Direction
Make an exact copy of the records, with the pictures left out.

Rows
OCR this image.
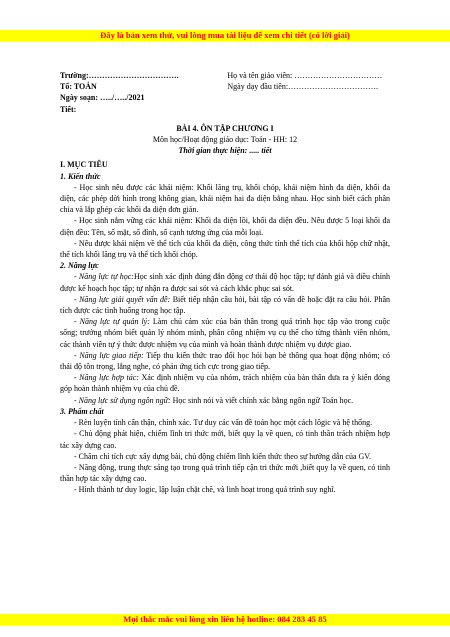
Đây là bản xem thử, vui lòng mua tài liệu để xem chi tiết (có lời giải)
Trường:…………………………….
Tổ: TOÁN
Ngày soạn: …../…../2021
Tiết:
Họ và tên giáo viên: ……………………………
Ngày dạy đầu tiên:…………………………….
BÀI 4. ÔN TẬP CHƯƠNG I
Môn học/Hoạt động giáo dục: Toán - HH: 12
Thời gian thực hiện: ..... tiết
I. MỤC TIÊU
1. Kiến thức

- Học sinh nêu được các khái niệm: Khối lăng trụ, khối chóp, khái niệm hình đa diện, khối đa diện, các phép dời hình trong không gian, khái niệm hai đa diện bằng nhau. Học sinh biết cách phân chia và lắp ghép các khối đa diện đơn giản.

- Học sinh nắm vững các khái niệm: Khối đa diện lồi, khối đa diện đều. Nêu được 5 loại khối đa diện đều: Tên, số mặt, số đỉnh, số cạnh tương ứng của mỗi loại.

- Nêu được khái niệm về thể tích của khối đa diện, công thức tính thể tích của khối hộp chữ nhật, thể tích khối lăng trụ và thể tích khối chóp.

2. Năng lực

- Năng lực tự học:Học sinh xác định đúng đắn động cơ thái độ học tập; tự đánh giá và điều chỉnh được kế hoạch học tập; tự nhận ra được sai sót và cách khắc phục sai sót.

- Năng lực giải quyết vấn đề: Biết tiếp nhận câu hỏi, bài tập có vấn đề hoặc đặt ra câu hỏi. Phân tích được các tình huống trong học tập.

- Năng lực tự quản lý: Làm chủ cảm xúc của bản thân trong quá trình học tập vào trong cuộc sống; trưởng nhóm biết quản lý nhóm mình, phân công nhiệm vụ cụ thể cho từng thành viên nhóm, các thành viên tự ý thức được nhiệm vụ của mình và hoàn thành được nhiệm vụ được giao.

- Năng lực giao tiếp: Tiếp thu kiến thức trao đổi học hỏi bạn bè thông qua hoạt động nhóm; có thái độ tôn trọng, lắng nghe, có phản ứng tích cực trong giao tiếp.

- Năng lực hợp tác: Xác định nhiệm vụ của nhóm, trách nhiệm của bản thân đưa ra ý kiến đóng góp hoàn thành nhiệm vụ của chủ đề.

- Năng lực sử dụng ngôn ngữ: Học sinh nói và viết chính xác bằng ngôn ngữ Toán học.

3. Phẩm chất

- Rèn luyện tính cẩn thận, chính xác. Tư duy các vấn đề toán học một cách lôgic và hệ thống.

- Chủ động phát hiện, chiếm lĩnh tri thức mới, biết quy lạ về quen, có tinh thần trách nhiệm hợp tác xây dựng cao.

- Chăm chỉ tích cực xây dựng bài, chủ động chiếm lĩnh kiến thức theo sự hướng dẫn của GV.

- Năng động, trung thực sáng tạo trong quá trình tiếp cận tri thức mới ,biết quy lạ về quen, có tinh thần hợp tác xây dựng cao.

- Hình thành tư duy logic, lập luận chặt chẽ, và linh hoạt trong quá trình suy nghĩ.

Mọi thắc mắc vui lòng xin liên hệ hotline: 084 283 45 85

Finished task
OCR this image.
Đây là bản xem thử, vui lòng mua tài liệu để xem chi tiết (có lời giải)
Trường:…………………………….
Tổ: TOÁN
Ngày soạn: …../…../2021
Tiết:
Họ và tên giáo viên: ……………………………
Ngày dạy đầu tiên:…………………………….
BÀI 4. ÔN TẬP CHƯƠNG I
Môn học/Hoạt động giáo dục: Toán - HH: 12
Thời gian thực hiện: ..... tiết
I. MỤC TIÊU
1. Kiến thức

- Học sinh nêu được các khái niệm: Khối lăng trụ, khối chóp, khái niệm hình đa diện, khối đa diện, các phép dời hình trong không gian, khái niệm hai đa diện bằng nhau. Học sinh biết cách phân chia và lắp ghép các khối đa diện đơn giản.

- Học sinh nắm vững các khái niệm: Khối đa diện lồi, khối đa diện đều. Nêu được 5 loại khối đa diện đều: Tên, số mặt, số đỉnh, số cạnh tương ứng của mỗi loại.

- Nêu được khái niệm về thể tích của khối đa diện, công thức tính thể tích của khối hộp chữ nhật, thể tích khối lăng trụ và thể tích khối chóp.

2. Năng lực

- Năng lực tự học:Học sinh xác định đúng đắn động cơ thái độ học tập; tự đánh giá và điều chỉnh được kế hoạch học tập; tự nhận ra được sai sót và cách khắc phục sai sót.

- Năng lực giải quyết vấn đề: Biết tiếp nhận câu hỏi, bài tập có vấn đề hoặc đặt ra câu hỏi. Phân tích được các tình huống trong học tập.

- Năng lực tự quản lý: Làm chủ cảm xúc của bản thân trong quá trình học tập vào trong cuộc sống; trưởng nhóm biết quản lý nhóm mình, phân công nhiệm vụ cụ thể cho từng thành viên nhóm, các thành viên tự ý thức được nhiệm vụ của mình và hoàn thành được nhiệm vụ được giao.

- Năng lực giao tiếp: Tiếp thu kiến thức trao đổi học hỏi bạn bè thông qua hoạt động nhóm; có thái độ tôn trọng, lắng nghe, có phản ứng tích cực trong giao tiếp.

- Năng lực hợp tác: Xác định nhiệm vụ của nhóm, trách nhiệm của bản thân đưa ra ý kiến đóng góp hoàn thành nhiệm vụ của chủ đề.

- Năng lực sử dụng ngôn ngữ: Học sinh nói và viết chính xác bằng ngôn ngữ Toán học.

3. Phẩm chất

- Rèn luyện tính cẩn thận, chính xác. Tư duy các vấn đề toán học một cách lôgic và hệ thống.

- Chủ động phát hiện, chiếm lĩnh tri thức mới, biết quy lạ về quen, có tinh thần trách nhiệm hợp tác xây dựng cao.

- Chăm chỉ tích cực xây dựng bài, chủ động chiếm lĩnh kiến thức theo sự hướng dẫn của GV.

- Năng động, trung thực sáng tạo trong quá trình tiếp cận tri thức mới ,biết quy lạ về quen, có tinh thần hợp tác xây dựng cao.

- Hình thành tư duy logic, lập luận chặt chẽ, và linh hoạt trong quá trình suy nghĩ.

Mọi thắc mắc vui lòng xin liên hệ hotline: 084 283 45 85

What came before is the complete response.